Exercise description
Quote every line of the data below as it stands, omitting pictures.

Records from a collection of figures:

>> begin

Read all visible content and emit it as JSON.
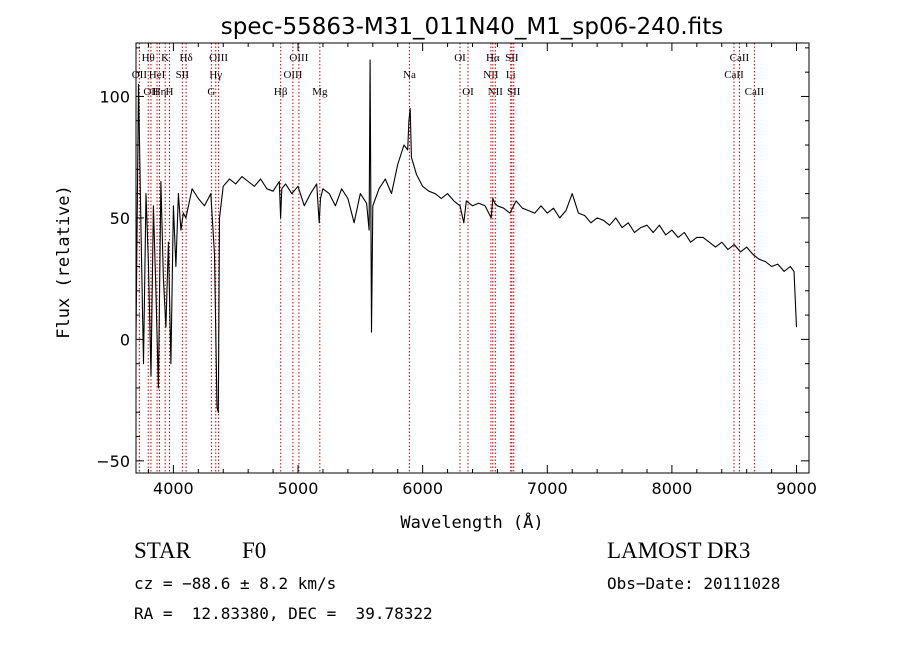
{
  "chart_data": {
    "type": "line",
    "title": "spec-55863-M31_011N40_M1_sp06-240.fits",
    "xlabel": "Wavelength (Å)",
    "ylabel": "Flux (relative)",
    "xlim": [
      3700,
      9100
    ],
    "ylim": [
      -55,
      122
    ],
    "x_ticks": [
      4000,
      5000,
      6000,
      7000,
      8000,
      9000
    ],
    "y_ticks": [
      -50,
      0,
      50,
      100
    ],
    "series": [
      {
        "name": "spectrum",
        "x": [
          3700,
          3720,
          3740,
          3760,
          3780,
          3800,
          3820,
          3840,
          3860,
          3880,
          3900,
          3920,
          3940,
          3960,
          3980,
          4000,
          4020,
          4040,
          4060,
          4080,
          4100,
          4150,
          4200,
          4250,
          4300,
          4330,
          4350,
          4360,
          4370,
          4400,
          4450,
          4500,
          4550,
          4600,
          4650,
          4700,
          4750,
          4800,
          4850,
          4860,
          4870,
          4900,
          4950,
          5000,
          5050,
          5100,
          5150,
          5170,
          5180,
          5200,
          5250,
          5300,
          5350,
          5400,
          5450,
          5500,
          5550,
          5570,
          5578,
          5590,
          5600,
          5650,
          5700,
          5750,
          5800,
          5850,
          5880,
          5890,
          5900,
          5910,
          5950,
          6000,
          6050,
          6100,
          6150,
          6200,
          6250,
          6300,
          6330,
          6350,
          6400,
          6450,
          6500,
          6550,
          6563,
          6580,
          6600,
          6650,
          6700,
          6750,
          6800,
          6850,
          6900,
          6950,
          7000,
          7050,
          7100,
          7150,
          7200,
          7250,
          7300,
          7350,
          7400,
          7450,
          7500,
          7550,
          7600,
          7650,
          7700,
          7750,
          7800,
          7850,
          7900,
          7950,
          8000,
          8050,
          8100,
          8150,
          8200,
          8250,
          8300,
          8350,
          8400,
          8450,
          8500,
          8550,
          8600,
          8650,
          8700,
          8750,
          8800,
          8850,
          8900,
          8950,
          8980,
          9000
        ],
        "y": [
          0,
          105,
          45,
          -10,
          60,
          30,
          -15,
          55,
          20,
          -20,
          65,
          25,
          5,
          40,
          -10,
          55,
          30,
          60,
          45,
          52,
          50,
          62,
          58,
          55,
          60,
          35,
          -28,
          -30,
          50,
          63,
          66,
          64,
          67,
          65,
          63,
          66,
          62,
          61,
          65,
          50,
          62,
          64,
          60,
          63,
          55,
          60,
          64,
          48,
          58,
          62,
          60,
          55,
          62,
          58,
          48,
          60,
          56,
          45,
          115,
          3,
          55,
          62,
          66,
          60,
          72,
          80,
          78,
          90,
          95,
          75,
          68,
          63,
          61,
          60,
          58,
          60,
          57,
          55,
          48,
          57,
          55,
          56,
          55,
          50,
          58,
          56,
          55,
          54,
          52,
          57,
          54,
          53,
          52,
          55,
          52,
          54,
          50,
          53,
          60,
          52,
          51,
          48,
          50,
          49,
          47,
          50,
          46,
          48,
          44,
          46,
          47,
          44,
          47,
          43,
          45,
          42,
          44,
          40,
          42,
          42,
          40,
          38,
          40,
          37,
          39,
          36,
          38,
          35,
          33,
          32,
          30,
          31,
          28,
          30,
          28,
          5
        ]
      }
    ],
    "lines": [
      {
        "label": "OII",
        "wavelength": 3727,
        "row": 1
      },
      {
        "label": "Hθ",
        "wavelength": 3798,
        "row": 0
      },
      {
        "label": "OII",
        "wavelength": 3820,
        "row": 2
      },
      {
        "label": "HeI",
        "wavelength": 3869,
        "row": 1
      },
      {
        "label": "K",
        "wavelength": 3934,
        "row": 0
      },
      {
        "label": "Hη",
        "wavelength": 3889,
        "row": 2
      },
      {
        "label": "H",
        "wavelength": 3969,
        "row": 2
      },
      {
        "label": "SII",
        "wavelength": 4072,
        "row": 1
      },
      {
        "label": "Hδ",
        "wavelength": 4102,
        "row": 0
      },
      {
        "label": "OIII",
        "wavelength": 4363,
        "row": 0
      },
      {
        "label": "Hγ",
        "wavelength": 4340,
        "row": 1
      },
      {
        "label": "G",
        "wavelength": 4305,
        "row": 2
      },
      {
        "label": "Hβ",
        "wavelength": 4861,
        "row": 2
      },
      {
        "label": "OIII",
        "wavelength": 4959,
        "row": 1
      },
      {
        "label": "OIII",
        "wavelength": 5007,
        "row": 0
      },
      {
        "label": "Mg",
        "wavelength": 5175,
        "row": 2
      },
      {
        "label": "Na",
        "wavelength": 5894,
        "row": 1
      },
      {
        "label": "OI",
        "wavelength": 6300,
        "row": 0
      },
      {
        "label": "OI",
        "wavelength": 6364,
        "row": 2
      },
      {
        "label": "NII",
        "wavelength": 6548,
        "row": 1
      },
      {
        "label": "NII",
        "wavelength": 6583,
        "row": 2
      },
      {
        "label": "Hα",
        "wavelength": 6563,
        "row": 0
      },
      {
        "label": "Li",
        "wavelength": 6707,
        "row": 1
      },
      {
        "label": "SII",
        "wavelength": 6716,
        "row": 0
      },
      {
        "label": "SII",
        "wavelength": 6731,
        "row": 2
      },
      {
        "label": "CaII",
        "wavelength": 8498,
        "row": 1
      },
      {
        "label": "CaII",
        "wavelength": 8542,
        "row": 0
      },
      {
        "label": "CaII",
        "wavelength": 8662,
        "row": 2
      }
    ]
  },
  "info": {
    "class_label": "STAR",
    "subclass": "F0",
    "survey": "LAMOST DR3",
    "cz": "cz = −88.6 ± 8.2 km/s",
    "obs_date": "Obs−Date: 20111028",
    "radec": "RA =  12.83380, DEC =  39.78322"
  }
}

>> end

Answer to this exercise
Read all visible content and emit it as JSON.
{
  "chart_data": {
    "type": "line",
    "title": "spec-55863-M31_011N40_M1_sp06-240.fits",
    "xlabel": "Wavelength (Å)",
    "ylabel": "Flux (relative)",
    "xlim": [
      3700,
      9100
    ],
    "ylim": [
      -55,
      122
    ],
    "x_ticks": [
      4000,
      5000,
      6000,
      7000,
      8000,
      9000
    ],
    "y_ticks": [
      -50,
      0,
      50,
      100
    ],
    "series": [
      {
        "name": "spectrum",
        "x": [
          3700,
          3720,
          3740,
          3760,
          3780,
          3800,
          3820,
          3840,
          3860,
          3880,
          3900,
          3920,
          3940,
          3960,
          3980,
          4000,
          4020,
          4040,
          4060,
          4080,
          4100,
          4150,
          4200,
          4250,
          4300,
          4330,
          4350,
          4360,
          4370,
          4400,
          4450,
          4500,
          4550,
          4600,
          4650,
          4700,
          4750,
          4800,
          4850,
          4860,
          4870,
          4900,
          4950,
          5000,
          5050,
          5100,
          5150,
          5170,
          5180,
          5200,
          5250,
          5300,
          5350,
          5400,
          5450,
          5500,
          5550,
          5570,
          5578,
          5590,
          5600,
          5650,
          5700,
          5750,
          5800,
          5850,
          5880,
          5890,
          5900,
          5910,
          5950,
          6000,
          6050,
          6100,
          6150,
          6200,
          6250,
          6300,
          6330,
          6350,
          6400,
          6450,
          6500,
          6550,
          6563,
          6580,
          6600,
          6650,
          6700,
          6750,
          6800,
          6850,
          6900,
          6950,
          7000,
          7050,
          7100,
          7150,
          7200,
          7250,
          7300,
          7350,
          7400,
          7450,
          7500,
          7550,
          7600,
          7650,
          7700,
          7750,
          7800,
          7850,
          7900,
          7950,
          8000,
          8050,
          8100,
          8150,
          8200,
          8250,
          8300,
          8350,
          8400,
          8450,
          8500,
          8550,
          8600,
          8650,
          8700,
          8750,
          8800,
          8850,
          8900,
          8950,
          8980,
          9000
        ],
        "y": [
          0,
          105,
          45,
          -10,
          60,
          30,
          -15,
          55,
          20,
          -20,
          65,
          25,
          5,
          40,
          -10,
          55,
          30,
          60,
          45,
          52,
          50,
          62,
          58,
          55,
          60,
          35,
          -28,
          -30,
          50,
          63,
          66,
          64,
          67,
          65,
          63,
          66,
          62,
          61,
          65,
          50,
          62,
          64,
          60,
          63,
          55,
          60,
          64,
          48,
          58,
          62,
          60,
          55,
          62,
          58,
          48,
          60,
          56,
          45,
          115,
          3,
          55,
          62,
          66,
          60,
          72,
          80,
          78,
          90,
          95,
          75,
          68,
          63,
          61,
          60,
          58,
          60,
          57,
          55,
          48,
          57,
          55,
          56,
          55,
          50,
          58,
          56,
          55,
          54,
          52,
          57,
          54,
          53,
          52,
          55,
          52,
          54,
          50,
          53,
          60,
          52,
          51,
          48,
          50,
          49,
          47,
          50,
          46,
          48,
          44,
          46,
          47,
          44,
          47,
          43,
          45,
          42,
          44,
          40,
          42,
          42,
          40,
          38,
          40,
          37,
          39,
          36,
          38,
          35,
          33,
          32,
          30,
          31,
          28,
          30,
          28,
          5
        ]
      }
    ],
    "lines": [
      {
        "label": "OII",
        "wavelength": 3727,
        "row": 1
      },
      {
        "label": "Hθ",
        "wavelength": 3798,
        "row": 0
      },
      {
        "label": "OII",
        "wavelength": 3820,
        "row": 2
      },
      {
        "label": "HeI",
        "wavelength": 3869,
        "row": 1
      },
      {
        "label": "K",
        "wavelength": 3934,
        "row": 0
      },
      {
        "label": "Hη",
        "wavelength": 3889,
        "row": 2
      },
      {
        "label": "H",
        "wavelength": 3969,
        "row": 2
      },
      {
        "label": "SII",
        "wavelength": 4072,
        "row": 1
      },
      {
        "label": "Hδ",
        "wavelength": 4102,
        "row": 0
      },
      {
        "label": "OIII",
        "wavelength": 4363,
        "row": 0
      },
      {
        "label": "Hγ",
        "wavelength": 4340,
        "row": 1
      },
      {
        "label": "G",
        "wavelength": 4305,
        "row": 2
      },
      {
        "label": "Hβ",
        "wavelength": 4861,
        "row": 2
      },
      {
        "label": "OIII",
        "wavelength": 4959,
        "row": 1
      },
      {
        "label": "OIII",
        "wavelength": 5007,
        "row": 0
      },
      {
        "label": "Mg",
        "wavelength": 5175,
        "row": 2
      },
      {
        "label": "Na",
        "wavelength": 5894,
        "row": 1
      },
      {
        "label": "OI",
        "wavelength": 6300,
        "row": 0
      },
      {
        "label": "OI",
        "wavelength": 6364,
        "row": 2
      },
      {
        "label": "NII",
        "wavelength": 6548,
        "row": 1
      },
      {
        "label": "NII",
        "wavelength": 6583,
        "row": 2
      },
      {
        "label": "Hα",
        "wavelength": 6563,
        "row": 0
      },
      {
        "label": "Li",
        "wavelength": 6707,
        "row": 1
      },
      {
        "label": "SII",
        "wavelength": 6716,
        "row": 0
      },
      {
        "label": "SII",
        "wavelength": 6731,
        "row": 2
      },
      {
        "label": "CaII",
        "wavelength": 8498,
        "row": 1
      },
      {
        "label": "CaII",
        "wavelength": 8542,
        "row": 0
      },
      {
        "label": "CaII",
        "wavelength": 8662,
        "row": 2
      }
    ]
  },
  "info": {
    "class_label": "STAR",
    "subclass": "F0",
    "survey": "LAMOST DR3",
    "cz": "cz = −88.6 ± 8.2 km/s",
    "obs_date": "Obs−Date: 20111028",
    "radec": "RA =  12.83380, DEC =  39.78322"
  }
}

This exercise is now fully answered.